Extract to read
## BEGIN
Hi. It's Mike Schneider from Robert Baird.
Good morning.
Gregory E. Hyland
Good morning, Mike.
Mike Schneider – Robert W. Baird & Co.
Evan, I am sorry. Just to follow up, so the 10 million in savings you just ran through, that's an annualized number or that's quarterly savings?
Evan L. Hart
That's quarterly savings.
Mike Schneider – Robert W. Baird & Co.
Got it.
Evan L. Hart
And to clarify as well, we had severance cost in the quarter of roughly $400,000 related to some of those savings.
Mike Schneider – Robert W. Baird & Co.
Okay. And then just switching gears, so thank you very much for the raw materials information, Greg.
The flipside of this now is that you're clearly indicating that the incremental cost of under absorption in the second quarter will be greater than that 20 million in cost savings on raw materials. Can you ballpark what you think the incremental costs of, or sequential costs of under absorption would be, Q2 versus Q1?
Gregory E. Hyland
Yeah, Michael. As I've said, we think that we'll more than offset that, and I think it could be as much as a couple of million dollars higher on absorbed overhead cost than the raw material savings.
Mike Schneider – Robert W. Baird & Co.
But only a couple of million dollars? I guess that's surprisingly small to me.
Gregory E. Hyland
And, Mike, just to clarify, you were talking about on a sequential basis?
Mike Schneider – Robert W. Baird & Co.
## END
Parts of the exercise
1. Answer from the call transcript:
(a) Is the 10 million in savings an annualized or a quarterly figure?
(b) Roughly how much severance cost was there in the quarter?
(c) By how much does Hyland say absorbed overhead cost could exceed the raw material savings?
2. In one to three sentences, explain why Mike Schneider asks for a ballpark of the incremental cost of under absorption, using the reason the call transcript gives.
3. Repeat the call transcript word for word, starting at "But only a couple" and ending at "a sequential basis?".
The lines that come after this call transcript aren't needed for anything here.

Data lines
## BEGIN
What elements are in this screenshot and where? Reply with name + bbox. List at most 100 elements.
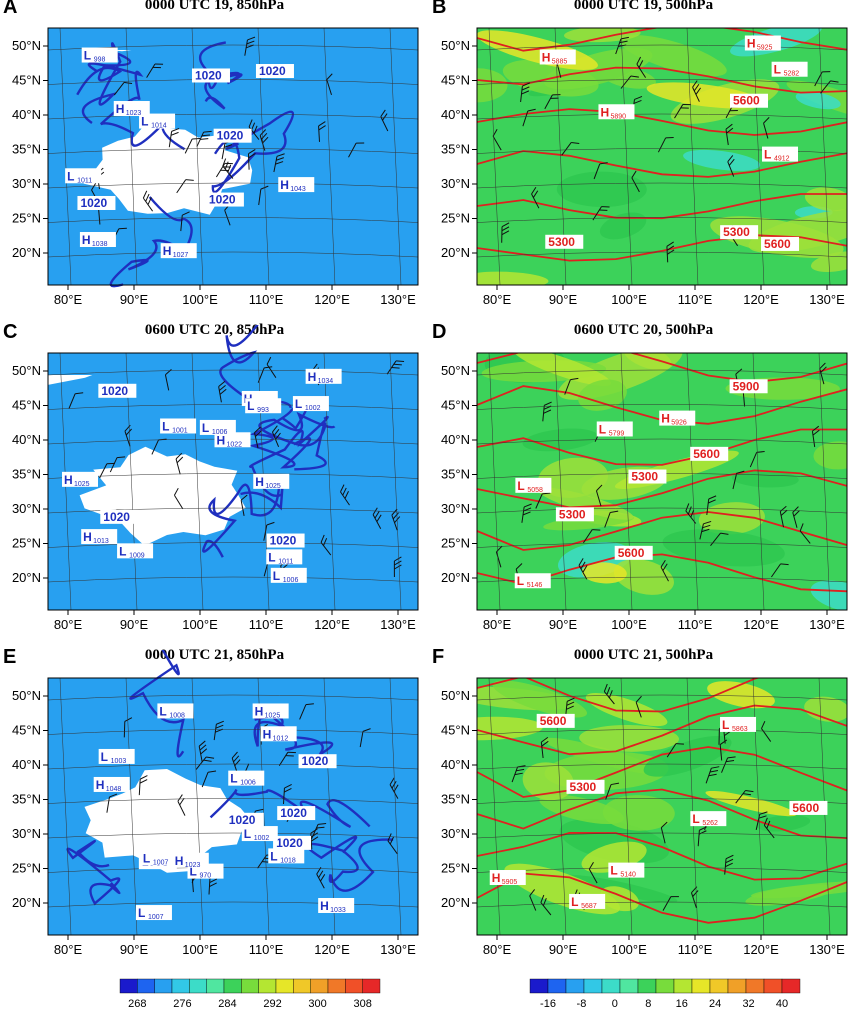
## END
Task results
1.
(a) Quarterly.
(b) Roughly $400,000.
(c) As much as a couple of million dollars.

2. He says Greg Hyland is clearly indicating that the incremental cost of under absorption in the second quarter will be greater than the 20 million in raw material cost savings. So he wants an estimate of that sequential cost, Q2 versus Q1.

3.
But only a couple of million dollars? I guess that's surprisingly small to me.
Gregory E. Hyland
And, Mike, just to clarify, you were talking about on a sequential basis?